• **Task prompt**
Reproduce the entries below in full, word for word.

• **Data supplied**
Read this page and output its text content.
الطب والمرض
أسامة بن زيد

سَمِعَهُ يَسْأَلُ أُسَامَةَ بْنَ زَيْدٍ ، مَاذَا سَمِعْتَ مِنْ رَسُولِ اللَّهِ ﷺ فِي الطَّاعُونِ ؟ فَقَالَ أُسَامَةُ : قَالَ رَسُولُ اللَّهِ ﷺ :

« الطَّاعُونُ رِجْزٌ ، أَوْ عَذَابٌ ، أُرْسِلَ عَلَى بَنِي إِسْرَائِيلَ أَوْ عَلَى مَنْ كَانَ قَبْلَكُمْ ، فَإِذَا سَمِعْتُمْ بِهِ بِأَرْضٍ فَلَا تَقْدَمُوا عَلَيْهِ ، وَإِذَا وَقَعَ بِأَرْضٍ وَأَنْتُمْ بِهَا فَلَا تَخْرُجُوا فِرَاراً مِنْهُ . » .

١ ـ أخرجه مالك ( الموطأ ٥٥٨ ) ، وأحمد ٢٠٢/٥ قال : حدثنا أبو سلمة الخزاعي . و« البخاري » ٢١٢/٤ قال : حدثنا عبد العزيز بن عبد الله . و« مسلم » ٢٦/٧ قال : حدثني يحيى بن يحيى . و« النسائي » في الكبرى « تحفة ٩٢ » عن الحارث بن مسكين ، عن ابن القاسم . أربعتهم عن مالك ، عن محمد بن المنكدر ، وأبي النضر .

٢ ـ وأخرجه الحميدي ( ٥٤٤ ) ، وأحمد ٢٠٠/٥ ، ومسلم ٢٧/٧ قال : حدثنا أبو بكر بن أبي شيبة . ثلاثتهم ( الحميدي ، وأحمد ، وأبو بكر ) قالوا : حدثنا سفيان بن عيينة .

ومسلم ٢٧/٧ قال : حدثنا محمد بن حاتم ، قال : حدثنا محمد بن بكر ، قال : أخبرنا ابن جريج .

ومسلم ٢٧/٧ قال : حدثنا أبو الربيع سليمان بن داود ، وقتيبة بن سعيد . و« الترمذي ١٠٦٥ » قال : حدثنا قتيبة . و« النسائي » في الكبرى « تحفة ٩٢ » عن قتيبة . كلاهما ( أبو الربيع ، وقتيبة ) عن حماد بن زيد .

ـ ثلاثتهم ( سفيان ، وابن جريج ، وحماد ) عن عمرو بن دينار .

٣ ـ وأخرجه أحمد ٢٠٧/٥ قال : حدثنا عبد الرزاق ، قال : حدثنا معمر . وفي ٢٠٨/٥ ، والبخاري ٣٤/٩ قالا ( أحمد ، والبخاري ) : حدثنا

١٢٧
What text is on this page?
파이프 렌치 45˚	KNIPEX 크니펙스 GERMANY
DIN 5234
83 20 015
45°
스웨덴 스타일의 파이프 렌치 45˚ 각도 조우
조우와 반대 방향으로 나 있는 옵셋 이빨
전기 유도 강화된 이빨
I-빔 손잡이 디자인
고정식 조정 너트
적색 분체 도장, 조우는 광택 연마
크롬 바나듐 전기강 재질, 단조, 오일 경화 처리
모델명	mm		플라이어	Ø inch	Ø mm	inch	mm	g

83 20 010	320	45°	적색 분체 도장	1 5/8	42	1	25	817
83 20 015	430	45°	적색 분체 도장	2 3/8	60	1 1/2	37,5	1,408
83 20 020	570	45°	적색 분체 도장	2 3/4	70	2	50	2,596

• **Solved problem**
Read this page and output its text content.
الطب والمرض
أسامة بن زيد

سَمِعَهُ يَسْأَلُ أُسَامَةَ بْنَ زَيْدٍ ، مَاذَا سَمِعْتَ مِنْ رَسُولِ اللَّهِ ﷺ فِي الطَّاعُونِ ؟ فَقَالَ أُسَامَةُ : قَالَ رَسُولُ اللَّهِ ﷺ :

« الطَّاعُونُ رِجْزٌ ، أَوْ عَذَابٌ ، أُرْسِلَ عَلَى بَنِي إِسْرَائِيلَ أَوْ عَلَى مَنْ كَانَ قَبْلَكُمْ ، فَإِذَا سَمِعْتُمْ بِهِ بِأَرْضٍ فَلَا تَقْدَمُوا عَلَيْهِ ، وَإِذَا وَقَعَ بِأَرْضٍ وَأَنْتُمْ بِهَا فَلَا تَخْرُجُوا فِرَاراً مِنْهُ . » .

١ ـ أخرجه مالك ( الموطأ ٥٥٨ ) ، وأحمد ٢٠٢/٥ قال : حدثنا أبو سلمة الخزاعي . و« البخاري » ٢١٢/٤ قال : حدثنا عبد العزيز بن عبد الله . و« مسلم » ٢٦/٧ قال : حدثني يحيى بن يحيى . و« النسائي » في الكبرى « تحفة ٩٢ » عن الحارث بن مسكين ، عن ابن القاسم . أربعتهم عن مالك ، عن محمد بن المنكدر ، وأبي النضر .

٢ ـ وأخرجه الحميدي ( ٥٤٤ ) ، وأحمد ٢٠٠/٥ ، ومسلم ٢٧/٧ قال : حدثنا أبو بكر بن أبي شيبة . ثلاثتهم ( الحميدي ، وأحمد ، وأبو بكر ) قالوا : حدثنا سفيان بن عيينة .

ومسلم ٢٧/٧ قال : حدثنا محمد بن حاتم ، قال : حدثنا محمد بن بكر ، قال : أخبرنا ابن جريج .

ومسلم ٢٧/٧ قال : حدثنا أبو الربيع سليمان بن داود ، وقتيبة بن سعيد . و« الترمذي ١٠٦٥ » قال : حدثنا قتيبة . و« النسائي » في الكبرى « تحفة ٩٢ » عن قتيبة . كلاهما ( أبو الربيع ، وقتيبة ) عن حماد بن زيد .

ـ ثلاثتهم ( سفيان ، وابن جريج ، وحماد ) عن عمرو بن دينار .

٣ ـ وأخرجه أحمد ٢٠٧/٥ قال : حدثنا عبد الرزاق ، قال : حدثنا معمر . وفي ٢٠٨/٥ ، والبخاري ٣٤/٩ قالا ( أحمد ، والبخاري ) : حدثنا

١٢٧
What text is on this page?
파이프 렌치 45˚	KNIPEX 크니펙스 GERMANY
DIN 5234
83 20 015
45°
스웨덴 스타일의 파이프 렌치 45˚ 각도 조우
조우와 반대 방향으로 나 있는 옵셋 이빨
전기 유도 강화된 이빨
I-빔 손잡이 디자인
고정식 조정 너트
적색 분체 도장, 조우는 광택 연마
크롬 바나듐 전기강 재질, 단조, 오일 경화 처리
모델명	mm		플라이어	Ø inch	Ø mm	inch	mm	g

83 20 010	320	45°	적색 분체 도장	1 5/8	42	1	25	817
83 20 015	430	45°	적색 분체 도장	2 3/8	60	1 1/2	37,5	1,408
83 20 020	570	45°	적색 분체 도장	2 3/4	70	2	50	2,596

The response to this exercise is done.